Task brief:
Using the data below, repeat all of it precisely.

---------- Data to use ----------

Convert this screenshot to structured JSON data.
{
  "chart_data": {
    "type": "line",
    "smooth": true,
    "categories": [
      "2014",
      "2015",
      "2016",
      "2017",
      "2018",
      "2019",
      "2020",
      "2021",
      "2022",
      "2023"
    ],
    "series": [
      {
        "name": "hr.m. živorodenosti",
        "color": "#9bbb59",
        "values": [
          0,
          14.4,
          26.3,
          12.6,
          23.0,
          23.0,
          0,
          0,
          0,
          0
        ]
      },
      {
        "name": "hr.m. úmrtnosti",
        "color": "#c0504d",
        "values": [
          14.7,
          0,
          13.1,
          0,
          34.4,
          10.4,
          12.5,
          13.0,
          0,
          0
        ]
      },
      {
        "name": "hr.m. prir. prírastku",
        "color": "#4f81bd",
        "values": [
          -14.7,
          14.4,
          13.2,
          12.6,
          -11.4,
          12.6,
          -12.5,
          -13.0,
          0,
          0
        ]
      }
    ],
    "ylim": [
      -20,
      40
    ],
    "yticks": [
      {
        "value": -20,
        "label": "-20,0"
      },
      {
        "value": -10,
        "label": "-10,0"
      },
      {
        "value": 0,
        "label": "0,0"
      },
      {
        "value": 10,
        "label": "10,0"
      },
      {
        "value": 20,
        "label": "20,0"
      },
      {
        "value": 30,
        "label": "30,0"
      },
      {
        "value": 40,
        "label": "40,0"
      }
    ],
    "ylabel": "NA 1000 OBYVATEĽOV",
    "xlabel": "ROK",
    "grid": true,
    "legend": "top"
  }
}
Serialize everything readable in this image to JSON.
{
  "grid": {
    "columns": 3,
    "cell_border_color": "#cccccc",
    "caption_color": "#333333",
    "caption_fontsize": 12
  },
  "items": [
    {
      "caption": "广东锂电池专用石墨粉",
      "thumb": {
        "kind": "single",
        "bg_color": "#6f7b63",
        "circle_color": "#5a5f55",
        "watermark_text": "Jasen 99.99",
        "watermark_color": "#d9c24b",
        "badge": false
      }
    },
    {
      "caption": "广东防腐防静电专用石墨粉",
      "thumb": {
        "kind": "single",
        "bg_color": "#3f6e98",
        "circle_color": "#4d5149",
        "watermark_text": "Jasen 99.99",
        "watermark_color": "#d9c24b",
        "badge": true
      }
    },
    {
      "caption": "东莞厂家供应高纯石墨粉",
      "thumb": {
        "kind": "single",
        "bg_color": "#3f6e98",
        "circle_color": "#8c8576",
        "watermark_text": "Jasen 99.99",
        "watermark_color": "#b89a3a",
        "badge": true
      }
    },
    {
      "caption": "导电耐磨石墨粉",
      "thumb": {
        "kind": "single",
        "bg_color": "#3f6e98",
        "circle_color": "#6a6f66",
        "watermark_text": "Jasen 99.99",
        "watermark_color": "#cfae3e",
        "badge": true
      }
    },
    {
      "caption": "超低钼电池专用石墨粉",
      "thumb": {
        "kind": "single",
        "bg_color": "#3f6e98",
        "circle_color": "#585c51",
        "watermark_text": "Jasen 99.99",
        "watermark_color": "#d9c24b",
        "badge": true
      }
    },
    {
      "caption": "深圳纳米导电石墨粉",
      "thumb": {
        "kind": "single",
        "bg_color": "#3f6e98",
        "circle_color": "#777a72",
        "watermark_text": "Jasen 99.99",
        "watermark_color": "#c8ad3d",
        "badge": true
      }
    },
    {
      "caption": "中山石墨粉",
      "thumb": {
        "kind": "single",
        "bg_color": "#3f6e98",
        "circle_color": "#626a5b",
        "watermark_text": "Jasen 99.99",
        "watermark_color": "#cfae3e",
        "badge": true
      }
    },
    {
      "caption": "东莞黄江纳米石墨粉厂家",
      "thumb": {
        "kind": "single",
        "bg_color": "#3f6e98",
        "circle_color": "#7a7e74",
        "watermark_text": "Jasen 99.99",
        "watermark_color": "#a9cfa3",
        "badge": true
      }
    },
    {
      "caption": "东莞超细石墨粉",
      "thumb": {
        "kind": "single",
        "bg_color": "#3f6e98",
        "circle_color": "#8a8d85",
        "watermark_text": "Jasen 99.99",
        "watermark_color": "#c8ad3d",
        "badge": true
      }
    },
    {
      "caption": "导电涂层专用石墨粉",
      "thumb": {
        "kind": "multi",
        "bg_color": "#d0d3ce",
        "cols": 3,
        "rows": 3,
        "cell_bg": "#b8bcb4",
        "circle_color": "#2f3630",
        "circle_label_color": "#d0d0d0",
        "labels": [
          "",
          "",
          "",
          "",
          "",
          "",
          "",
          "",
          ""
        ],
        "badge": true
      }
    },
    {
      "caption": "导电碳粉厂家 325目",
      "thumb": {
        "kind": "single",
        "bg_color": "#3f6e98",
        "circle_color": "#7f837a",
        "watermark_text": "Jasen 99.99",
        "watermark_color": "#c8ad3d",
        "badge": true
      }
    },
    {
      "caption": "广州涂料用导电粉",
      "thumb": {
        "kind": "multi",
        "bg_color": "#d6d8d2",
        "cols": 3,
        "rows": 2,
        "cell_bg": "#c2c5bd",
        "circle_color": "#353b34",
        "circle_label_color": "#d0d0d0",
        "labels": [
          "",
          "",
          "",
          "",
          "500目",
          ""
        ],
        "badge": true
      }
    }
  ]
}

----------

Worked answer:
Convert this screenshot to structured JSON data.
{
  "chart_data": {
    "type": "line",
    "smooth": true,
    "categories": [
      "2014",
      "2015",
      "2016",
      "2017",
      "2018",
      "2019",
      "2020",
      "2021",
      "2022",
      "2023"
    ],
    "series": [
      {
        "name": "hr.m. živorodenosti",
        "color": "#9bbb59",
        "values": [
          0,
          14.4,
          26.3,
          12.6,
          23.0,
          23.0,
          0,
          0,
          0,
          0
        ]
      },
      {
        "name": "hr.m. úmrtnosti",
        "color": "#c0504d",
        "values": [
          14.7,
          0,
          13.1,
          0,
          34.4,
          10.4,
          12.5,
          13.0,
          0,
          0
        ]
      },
      {
        "name": "hr.m. prir. prírastku",
        "color": "#4f81bd",
        "values": [
          -14.7,
          14.4,
          13.2,
          12.6,
          -11.4,
          12.6,
          -12.5,
          -13.0,
          0,
          0
        ]
      }
    ],
    "ylim": [
      -20,
      40
    ],
    "yticks": [
      {
        "value": -20,
        "label": "-20,0"
      },
      {
        "value": -10,
        "label": "-10,0"
      },
      {
        "value": 0,
        "label": "0,0"
      },
      {
        "value": 10,
        "label": "10,0"
      },
      {
        "value": 20,
        "label": "20,0"
      },
      {
        "value": 30,
        "label": "30,0"
      },
      {
        "value": 40,
        "label": "40,0"
      }
    ],
    "ylabel": "NA 1000 OBYVATEĽOV",
    "xlabel": "ROK",
    "grid": true,
    "legend": "top"
  }
}
Serialize everything readable in this image to JSON.
{
  "grid": {
    "columns": 3,
    "cell_border_color": "#cccccc",
    "caption_color": "#333333",
    "caption_fontsize": 12
  },
  "items": [
    {
      "caption": "广东锂电池专用石墨粉",
      "thumb": {
        "kind": "single",
        "bg_color": "#6f7b63",
        "circle_color": "#5a5f55",
        "watermark_text": "Jasen 99.99",
        "watermark_color": "#d9c24b",
        "badge": false
      }
    },
    {
      "caption": "广东防腐防静电专用石墨粉",
      "thumb": {
        "kind": "single",
        "bg_color": "#3f6e98",
        "circle_color": "#4d5149",
        "watermark_text": "Jasen 99.99",
        "watermark_color": "#d9c24b",
        "badge": true
      }
    },
    {
      "caption": "东莞厂家供应高纯石墨粉",
      "thumb": {
        "kind": "single",
        "bg_color": "#3f6e98",
        "circle_color": "#8c8576",
        "watermark_text": "Jasen 99.99",
        "watermark_color": "#b89a3a",
        "badge": true
      }
    },
    {
      "caption": "导电耐磨石墨粉",
      "thumb": {
        "kind": "single",
        "bg_color": "#3f6e98",
        "circle_color": "#6a6f66",
        "watermark_text": "Jasen 99.99",
        "watermark_color": "#cfae3e",
        "badge": true
      }
    },
    {
      "caption": "超低钼电池专用石墨粉",
      "thumb": {
        "kind": "single",
        "bg_color": "#3f6e98",
        "circle_color": "#585c51",
        "watermark_text": "Jasen 99.99",
        "watermark_color": "#d9c24b",
        "badge": true
      }
    },
    {
      "caption": "深圳纳米导电石墨粉",
      "thumb": {
        "kind": "single",
        "bg_color": "#3f6e98",
        "circle_color": "#777a72",
        "watermark_text": "Jasen 99.99",
        "watermark_color": "#c8ad3d",
        "badge": true
      }
    },
    {
      "caption": "中山石墨粉",
      "thumb": {
        "kind": "single",
        "bg_color": "#3f6e98",
        "circle_color": "#626a5b",
        "watermark_text": "Jasen 99.99",
        "watermark_color": "#cfae3e",
        "badge": true
      }
    },
    {
      "caption": "东莞黄江纳米石墨粉厂家",
      "thumb": {
        "kind": "single",
        "bg_color": "#3f6e98",
        "circle_color": "#7a7e74",
        "watermark_text": "Jasen 99.99",
        "watermark_color": "#a9cfa3",
        "badge": true
      }
    },
    {
      "caption": "东莞超细石墨粉",
      "thumb": {
        "kind": "single",
        "bg_color": "#3f6e98",
        "circle_color": "#8a8d85",
        "watermark_text": "Jasen 99.99",
        "watermark_color": "#c8ad3d",
        "badge": true
      }
    },
    {
      "caption": "导电涂层专用石墨粉",
      "thumb": {
        "kind": "multi",
        "bg_color": "#d0d3ce",
        "cols": 3,
        "rows": 3,
        "cell_bg": "#b8bcb4",
        "circle_color": "#2f3630",
        "circle_label_color": "#d0d0d0",
        "labels": [
          "",
          "",
          "",
          "",
          "",
          "",
          "",
          "",
          ""
        ],
        "badge": true
      }
    },
    {
      "caption": "导电碳粉厂家 325目",
      "thumb": {
        "kind": "single",
        "bg_color": "#3f6e98",
        "circle_color": "#7f837a",
        "watermark_text": "Jasen 99.99",
        "watermark_color": "#c8ad3d",
        "badge": true
      }
    },
    {
      "caption": "广州涂料用导电粉",
      "thumb": {
        "kind": "multi",
        "bg_color": "#d6d8d2",
        "cols": 3,
        "rows": 2,
        "cell_bg": "#c2c5bd",
        "circle_color": "#353b34",
        "circle_label_color": "#d0d0d0",
        "labels": [
          "",
          "",
          "",
          "",
          "500目",
          ""
        ],
        "badge": true
      }
    }
  ]
}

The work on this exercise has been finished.